The problem: Bring together all lines of the material below that contain the string "Profit".

── Provided records

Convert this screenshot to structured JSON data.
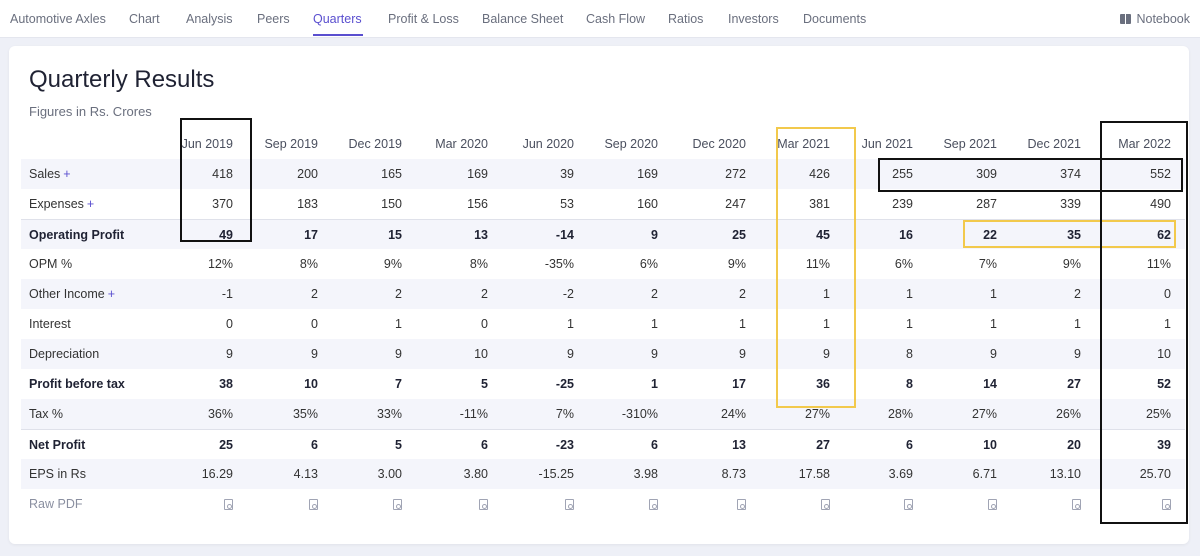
{
  "nav": {
    "items": [
      "Automotive Axles",
      "Chart",
      "Analysis",
      "Peers",
      "Quarters",
      "Profit & Loss",
      "Balance Sheet",
      "Cash Flow",
      "Ratios",
      "Investors",
      "Documents"
    ],
    "active": "Quarters",
    "notebook": "Notebook"
  },
  "page": {
    "title": "Quarterly Results",
    "subtitle": "Figures in Rs. Crores"
  },
  "table": {
    "columns": [
      "Jun 2019",
      "Sep 2019",
      "Dec 2019",
      "Mar 2020",
      "Jun 2020",
      "Sep 2020",
      "Dec 2020",
      "Mar 2021",
      "Jun 2021",
      "Sep 2021",
      "Dec 2021",
      "Mar 2022"
    ],
    "rows": [
      {
        "label": "Sales",
        "plus": "+",
        "values": [
          "418",
          "200",
          "165",
          "169",
          "39",
          "169",
          "272",
          "426",
          "255",
          "309",
          "374",
          "552"
        ]
      },
      {
        "label": "Expenses",
        "plus": "+",
        "values": [
          "370",
          "183",
          "150",
          "156",
          "53",
          "160",
          "247",
          "381",
          "239",
          "287",
          "339",
          "490"
        ]
      },
      {
        "label": "Operating Profit",
        "plus": "",
        "values": [
          "49",
          "17",
          "15",
          "13",
          "-14",
          "9",
          "25",
          "45",
          "16",
          "22",
          "35",
          "62"
        ]
      },
      {
        "label": "OPM %",
        "plus": "",
        "values": [
          "12%",
          "8%",
          "9%",
          "8%",
          "-35%",
          "6%",
          "9%",
          "11%",
          "6%",
          "7%",
          "9%",
          "11%"
        ]
      },
      {
        "label": "Other Income",
        "plus": "+",
        "values": [
          "-1",
          "2",
          "2",
          "2",
          "-2",
          "2",
          "2",
          "1",
          "1",
          "1",
          "2",
          "0"
        ]
      },
      {
        "label": "Interest",
        "plus": "",
        "values": [
          "0",
          "0",
          "1",
          "0",
          "1",
          "1",
          "1",
          "1",
          "1",
          "1",
          "1",
          "1"
        ]
      },
      {
        "label": "Depreciation",
        "plus": "",
        "values": [
          "9",
          "9",
          "9",
          "10",
          "9",
          "9",
          "9",
          "9",
          "8",
          "9",
          "9",
          "10"
        ]
      },
      {
        "label": "Profit before tax",
        "plus": "",
        "values": [
          "38",
          "10",
          "7",
          "5",
          "-25",
          "1",
          "17",
          "36",
          "8",
          "14",
          "27",
          "52"
        ]
      },
      {
        "label": "Tax %",
        "plus": "",
        "values": [
          "36%",
          "35%",
          "33%",
          "-11%",
          "7%",
          "-310%",
          "24%",
          "27%",
          "28%",
          "27%",
          "26%",
          "25%"
        ]
      },
      {
        "label": "Net Profit",
        "plus": "",
        "values": [
          "25",
          "6",
          "5",
          "6",
          "-23",
          "6",
          "13",
          "27",
          "6",
          "10",
          "20",
          "39"
        ]
      },
      {
        "label": "EPS in Rs",
        "plus": "",
        "values": [
          "16.29",
          "4.13",
          "3.00",
          "3.80",
          "-15.25",
          "3.98",
          "8.73",
          "17.58",
          "3.69",
          "6.71",
          "13.10",
          "25.70"
        ]
      }
    ],
    "raw_pdf_label": "Raw PDF"
  },
  "colors": {
    "accent": "#5a4fcf",
    "highlight_black": "#111111",
    "highlight_yellow": "#f2c94c"
  }
}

────

Answer for this exercise:
      "Profit & Loss",
        "label": "Operating Profit",
        "label": "Profit before tax",
        "label": "Net Profit",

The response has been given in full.